- _Your objective_: The data below needs to be returned exactly, line for line.

>> Start Stored rows

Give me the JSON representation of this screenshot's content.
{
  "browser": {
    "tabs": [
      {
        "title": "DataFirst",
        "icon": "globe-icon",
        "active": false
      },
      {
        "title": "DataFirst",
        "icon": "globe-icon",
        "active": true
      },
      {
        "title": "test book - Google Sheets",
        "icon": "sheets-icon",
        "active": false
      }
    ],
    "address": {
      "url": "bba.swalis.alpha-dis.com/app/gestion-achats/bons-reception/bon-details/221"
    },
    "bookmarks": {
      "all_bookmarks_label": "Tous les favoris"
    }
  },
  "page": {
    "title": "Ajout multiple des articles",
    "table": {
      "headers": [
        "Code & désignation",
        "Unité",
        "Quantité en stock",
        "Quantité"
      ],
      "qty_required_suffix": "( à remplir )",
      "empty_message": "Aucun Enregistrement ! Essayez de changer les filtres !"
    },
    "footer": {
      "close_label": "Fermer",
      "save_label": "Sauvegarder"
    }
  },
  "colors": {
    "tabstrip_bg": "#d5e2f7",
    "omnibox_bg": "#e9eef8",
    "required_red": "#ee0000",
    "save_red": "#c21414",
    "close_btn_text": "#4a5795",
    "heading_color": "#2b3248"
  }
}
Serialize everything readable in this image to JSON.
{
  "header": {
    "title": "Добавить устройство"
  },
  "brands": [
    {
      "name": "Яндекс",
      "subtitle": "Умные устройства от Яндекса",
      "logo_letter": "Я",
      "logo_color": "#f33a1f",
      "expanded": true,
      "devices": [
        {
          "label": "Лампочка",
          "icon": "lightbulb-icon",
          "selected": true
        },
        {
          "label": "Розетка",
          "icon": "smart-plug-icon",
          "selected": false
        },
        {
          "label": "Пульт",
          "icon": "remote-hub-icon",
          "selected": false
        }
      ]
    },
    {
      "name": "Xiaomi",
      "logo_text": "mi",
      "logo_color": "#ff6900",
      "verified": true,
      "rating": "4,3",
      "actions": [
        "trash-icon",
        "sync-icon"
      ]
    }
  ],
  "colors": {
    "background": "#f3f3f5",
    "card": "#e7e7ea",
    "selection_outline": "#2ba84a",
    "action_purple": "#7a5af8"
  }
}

>> End Stored rows

- _Solved exercise_:
Give me the JSON representation of this screenshot's content.
{
  "browser": {
    "tabs": [
      {
        "title": "DataFirst",
        "icon": "globe-icon",
        "active": false
      },
      {
        "title": "DataFirst",
        "icon": "globe-icon",
        "active": true
      },
      {
        "title": "test book - Google Sheets",
        "icon": "sheets-icon",
        "active": false
      }
    ],
    "address": {
      "url": "bba.swalis.alpha-dis.com/app/gestion-achats/bons-reception/bon-details/221"
    },
    "bookmarks": {
      "all_bookmarks_label": "Tous les favoris"
    }
  },
  "page": {
    "title": "Ajout multiple des articles",
    "table": {
      "headers": [
        "Code & désignation",
        "Unité",
        "Quantité en stock",
        "Quantité"
      ],
      "qty_required_suffix": "( à remplir )",
      "empty_message": "Aucun Enregistrement ! Essayez de changer les filtres !"
    },
    "footer": {
      "close_label": "Fermer",
      "save_label": "Sauvegarder"
    }
  },
  "colors": {
    "tabstrip_bg": "#d5e2f7",
    "omnibox_bg": "#e9eef8",
    "required_red": "#ee0000",
    "save_red": "#c21414",
    "close_btn_text": "#4a5795",
    "heading_color": "#2b3248"
  }
}
Serialize everything readable in this image to JSON.
{
  "header": {
    "title": "Добавить устройство"
  },
  "brands": [
    {
      "name": "Яндекс",
      "subtitle": "Умные устройства от Яндекса",
      "logo_letter": "Я",
      "logo_color": "#f33a1f",
      "expanded": true,
      "devices": [
        {
          "label": "Лампочка",
          "icon": "lightbulb-icon",
          "selected": true
        },
        {
          "label": "Розетка",
          "icon": "smart-plug-icon",
          "selected": false
        },
        {
          "label": "Пульт",
          "icon": "remote-hub-icon",
          "selected": false
        }
      ]
    },
    {
      "name": "Xiaomi",
      "logo_text": "mi",
      "logo_color": "#ff6900",
      "verified": true,
      "rating": "4,3",
      "actions": [
        "trash-icon",
        "sync-icon"
      ]
    }
  ],
  "colors": {
    "background": "#f3f3f5",
    "card": "#e7e7ea",
    "selection_outline": "#2ba84a",
    "action_purple": "#7a5af8"
  }
}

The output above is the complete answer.